PROBLEM DESCRIPTION: Look through the data below and count each line where the word "顽强的意志" appears. Reply with the count alone.

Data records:
______________________________

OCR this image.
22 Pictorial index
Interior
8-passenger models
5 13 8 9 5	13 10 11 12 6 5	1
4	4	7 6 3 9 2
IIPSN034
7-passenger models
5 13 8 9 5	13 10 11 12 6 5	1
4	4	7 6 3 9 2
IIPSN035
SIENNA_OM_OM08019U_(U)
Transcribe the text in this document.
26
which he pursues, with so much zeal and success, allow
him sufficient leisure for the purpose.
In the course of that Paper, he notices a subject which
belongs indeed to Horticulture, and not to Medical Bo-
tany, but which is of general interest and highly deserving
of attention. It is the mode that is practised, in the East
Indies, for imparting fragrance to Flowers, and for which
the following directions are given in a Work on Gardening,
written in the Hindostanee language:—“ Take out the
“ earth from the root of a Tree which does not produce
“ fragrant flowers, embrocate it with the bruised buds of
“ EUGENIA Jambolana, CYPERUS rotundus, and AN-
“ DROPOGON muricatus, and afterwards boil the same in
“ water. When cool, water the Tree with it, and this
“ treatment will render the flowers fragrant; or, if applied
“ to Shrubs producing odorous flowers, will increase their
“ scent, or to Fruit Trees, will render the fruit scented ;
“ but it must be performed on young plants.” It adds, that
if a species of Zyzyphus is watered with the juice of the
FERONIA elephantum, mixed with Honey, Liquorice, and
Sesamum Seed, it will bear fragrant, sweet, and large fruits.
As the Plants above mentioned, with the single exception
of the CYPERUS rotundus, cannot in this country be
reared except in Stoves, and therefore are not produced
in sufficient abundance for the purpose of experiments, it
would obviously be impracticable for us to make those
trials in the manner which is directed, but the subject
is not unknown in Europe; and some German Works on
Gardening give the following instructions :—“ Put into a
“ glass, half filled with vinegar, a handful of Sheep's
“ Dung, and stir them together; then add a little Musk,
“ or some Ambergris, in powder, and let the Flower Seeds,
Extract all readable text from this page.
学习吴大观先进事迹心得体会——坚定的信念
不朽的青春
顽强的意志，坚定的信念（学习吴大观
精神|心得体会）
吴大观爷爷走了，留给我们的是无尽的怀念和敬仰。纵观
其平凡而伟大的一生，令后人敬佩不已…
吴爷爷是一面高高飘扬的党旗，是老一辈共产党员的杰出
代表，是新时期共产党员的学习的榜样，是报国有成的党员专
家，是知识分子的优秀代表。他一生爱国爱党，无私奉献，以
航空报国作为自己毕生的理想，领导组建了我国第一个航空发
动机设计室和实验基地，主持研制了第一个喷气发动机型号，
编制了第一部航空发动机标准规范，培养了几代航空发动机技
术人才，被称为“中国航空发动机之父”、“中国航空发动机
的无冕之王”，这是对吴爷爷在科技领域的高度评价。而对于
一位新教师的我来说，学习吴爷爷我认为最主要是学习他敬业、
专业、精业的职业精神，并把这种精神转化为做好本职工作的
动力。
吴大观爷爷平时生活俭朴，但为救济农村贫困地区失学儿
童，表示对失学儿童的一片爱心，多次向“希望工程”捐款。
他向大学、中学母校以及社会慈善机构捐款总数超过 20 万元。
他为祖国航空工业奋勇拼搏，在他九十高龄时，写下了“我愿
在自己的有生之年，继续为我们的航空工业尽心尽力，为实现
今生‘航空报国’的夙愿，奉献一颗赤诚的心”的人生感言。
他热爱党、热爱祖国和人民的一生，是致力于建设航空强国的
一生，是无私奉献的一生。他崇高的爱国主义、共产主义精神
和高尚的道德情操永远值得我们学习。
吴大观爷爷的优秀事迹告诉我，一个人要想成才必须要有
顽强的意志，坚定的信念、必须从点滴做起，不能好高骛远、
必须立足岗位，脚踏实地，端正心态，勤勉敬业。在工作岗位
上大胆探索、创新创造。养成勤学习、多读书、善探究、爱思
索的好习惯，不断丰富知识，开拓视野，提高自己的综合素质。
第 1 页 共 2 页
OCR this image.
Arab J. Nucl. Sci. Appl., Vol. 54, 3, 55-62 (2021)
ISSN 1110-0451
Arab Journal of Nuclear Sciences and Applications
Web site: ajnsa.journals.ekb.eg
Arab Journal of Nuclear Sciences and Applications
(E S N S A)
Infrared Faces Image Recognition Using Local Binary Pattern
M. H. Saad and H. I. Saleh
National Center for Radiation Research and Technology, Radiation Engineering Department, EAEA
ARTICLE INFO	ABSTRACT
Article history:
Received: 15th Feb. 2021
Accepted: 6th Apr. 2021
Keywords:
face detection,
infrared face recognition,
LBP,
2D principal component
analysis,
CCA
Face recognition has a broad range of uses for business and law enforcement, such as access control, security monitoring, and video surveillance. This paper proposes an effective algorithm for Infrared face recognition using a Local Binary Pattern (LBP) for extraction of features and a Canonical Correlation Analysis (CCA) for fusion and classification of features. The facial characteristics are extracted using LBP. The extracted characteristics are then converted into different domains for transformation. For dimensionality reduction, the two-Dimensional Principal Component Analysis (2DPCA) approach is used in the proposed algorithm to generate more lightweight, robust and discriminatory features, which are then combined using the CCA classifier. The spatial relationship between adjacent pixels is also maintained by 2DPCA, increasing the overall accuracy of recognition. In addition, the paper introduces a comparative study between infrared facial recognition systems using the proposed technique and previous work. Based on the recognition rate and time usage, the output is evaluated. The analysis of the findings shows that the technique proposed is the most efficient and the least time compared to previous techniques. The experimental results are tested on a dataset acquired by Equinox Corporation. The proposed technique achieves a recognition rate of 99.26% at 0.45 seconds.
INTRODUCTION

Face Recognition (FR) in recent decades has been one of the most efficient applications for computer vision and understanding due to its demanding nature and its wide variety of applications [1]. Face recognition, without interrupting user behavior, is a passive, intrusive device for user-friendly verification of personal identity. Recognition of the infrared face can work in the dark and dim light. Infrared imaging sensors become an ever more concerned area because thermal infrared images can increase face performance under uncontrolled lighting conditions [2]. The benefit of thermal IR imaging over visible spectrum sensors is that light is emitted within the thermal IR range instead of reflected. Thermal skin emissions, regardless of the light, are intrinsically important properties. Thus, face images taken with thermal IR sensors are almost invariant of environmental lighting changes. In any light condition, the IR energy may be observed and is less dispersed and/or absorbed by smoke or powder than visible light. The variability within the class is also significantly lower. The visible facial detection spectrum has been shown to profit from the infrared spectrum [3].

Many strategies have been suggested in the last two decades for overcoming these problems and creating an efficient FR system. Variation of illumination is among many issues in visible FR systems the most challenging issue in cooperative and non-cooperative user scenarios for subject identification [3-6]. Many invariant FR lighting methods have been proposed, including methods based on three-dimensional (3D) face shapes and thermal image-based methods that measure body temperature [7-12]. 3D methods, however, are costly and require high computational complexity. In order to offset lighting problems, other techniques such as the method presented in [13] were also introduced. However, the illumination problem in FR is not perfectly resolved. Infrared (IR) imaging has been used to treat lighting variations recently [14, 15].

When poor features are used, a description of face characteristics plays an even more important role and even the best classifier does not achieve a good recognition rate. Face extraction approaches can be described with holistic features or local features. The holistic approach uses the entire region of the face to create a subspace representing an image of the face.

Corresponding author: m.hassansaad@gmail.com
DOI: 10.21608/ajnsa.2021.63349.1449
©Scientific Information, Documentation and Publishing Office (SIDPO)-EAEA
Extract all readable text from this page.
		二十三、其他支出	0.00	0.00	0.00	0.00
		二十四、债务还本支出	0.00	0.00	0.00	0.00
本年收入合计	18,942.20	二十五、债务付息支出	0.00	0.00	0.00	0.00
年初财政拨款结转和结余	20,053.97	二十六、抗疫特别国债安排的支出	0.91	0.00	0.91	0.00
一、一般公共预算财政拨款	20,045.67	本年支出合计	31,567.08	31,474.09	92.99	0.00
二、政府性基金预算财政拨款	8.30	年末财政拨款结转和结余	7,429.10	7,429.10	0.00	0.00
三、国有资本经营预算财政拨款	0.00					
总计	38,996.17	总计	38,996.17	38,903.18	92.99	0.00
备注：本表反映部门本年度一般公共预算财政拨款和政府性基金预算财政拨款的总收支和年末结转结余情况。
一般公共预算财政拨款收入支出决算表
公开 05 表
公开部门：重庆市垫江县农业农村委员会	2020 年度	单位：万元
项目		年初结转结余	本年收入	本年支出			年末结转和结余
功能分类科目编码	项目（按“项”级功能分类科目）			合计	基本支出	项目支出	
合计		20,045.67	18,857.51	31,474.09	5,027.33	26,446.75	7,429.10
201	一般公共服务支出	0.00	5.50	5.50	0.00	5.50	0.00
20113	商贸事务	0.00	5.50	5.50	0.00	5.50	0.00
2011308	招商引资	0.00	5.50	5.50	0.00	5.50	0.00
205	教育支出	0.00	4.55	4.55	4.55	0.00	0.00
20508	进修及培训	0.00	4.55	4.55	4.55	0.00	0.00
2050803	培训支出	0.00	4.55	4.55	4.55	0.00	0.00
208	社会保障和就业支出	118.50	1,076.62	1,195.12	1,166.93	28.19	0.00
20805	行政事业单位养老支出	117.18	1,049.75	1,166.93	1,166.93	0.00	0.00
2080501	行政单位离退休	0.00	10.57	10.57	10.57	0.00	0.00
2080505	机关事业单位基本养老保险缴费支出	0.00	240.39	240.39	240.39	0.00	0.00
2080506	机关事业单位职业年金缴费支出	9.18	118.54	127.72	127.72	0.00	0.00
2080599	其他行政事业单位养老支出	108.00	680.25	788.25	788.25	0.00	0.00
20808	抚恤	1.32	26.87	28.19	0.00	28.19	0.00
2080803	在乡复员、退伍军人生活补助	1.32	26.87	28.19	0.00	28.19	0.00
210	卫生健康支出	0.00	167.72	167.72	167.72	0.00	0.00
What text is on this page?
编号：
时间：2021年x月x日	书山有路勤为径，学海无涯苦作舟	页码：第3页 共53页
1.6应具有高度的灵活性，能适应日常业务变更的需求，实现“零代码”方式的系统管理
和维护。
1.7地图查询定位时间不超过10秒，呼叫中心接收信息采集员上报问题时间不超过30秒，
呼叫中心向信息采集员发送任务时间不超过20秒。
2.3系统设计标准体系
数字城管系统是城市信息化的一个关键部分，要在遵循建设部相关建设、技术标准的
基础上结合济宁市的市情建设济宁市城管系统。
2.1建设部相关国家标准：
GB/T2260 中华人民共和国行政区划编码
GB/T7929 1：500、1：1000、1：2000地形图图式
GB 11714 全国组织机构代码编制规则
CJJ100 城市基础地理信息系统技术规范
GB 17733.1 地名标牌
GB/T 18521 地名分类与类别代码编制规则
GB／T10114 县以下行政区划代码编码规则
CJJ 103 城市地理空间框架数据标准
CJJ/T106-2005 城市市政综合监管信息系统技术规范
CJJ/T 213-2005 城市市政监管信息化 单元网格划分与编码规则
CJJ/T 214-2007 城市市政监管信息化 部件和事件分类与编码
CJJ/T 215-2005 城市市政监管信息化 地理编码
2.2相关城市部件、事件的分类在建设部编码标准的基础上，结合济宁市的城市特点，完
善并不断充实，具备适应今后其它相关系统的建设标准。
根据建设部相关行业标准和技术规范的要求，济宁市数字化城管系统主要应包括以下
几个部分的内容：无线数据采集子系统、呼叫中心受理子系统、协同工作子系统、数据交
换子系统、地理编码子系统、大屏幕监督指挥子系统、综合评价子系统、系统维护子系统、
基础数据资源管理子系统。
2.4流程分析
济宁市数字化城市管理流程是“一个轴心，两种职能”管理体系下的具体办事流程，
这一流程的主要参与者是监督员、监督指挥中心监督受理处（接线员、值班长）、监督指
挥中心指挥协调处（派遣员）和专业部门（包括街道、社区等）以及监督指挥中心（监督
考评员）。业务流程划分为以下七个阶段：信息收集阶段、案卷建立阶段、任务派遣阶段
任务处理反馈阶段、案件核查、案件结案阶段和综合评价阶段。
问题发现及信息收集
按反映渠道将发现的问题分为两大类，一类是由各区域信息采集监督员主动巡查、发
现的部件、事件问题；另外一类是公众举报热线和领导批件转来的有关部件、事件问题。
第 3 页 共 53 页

______________________________

ANSWER TO THIS EXERCISE: 2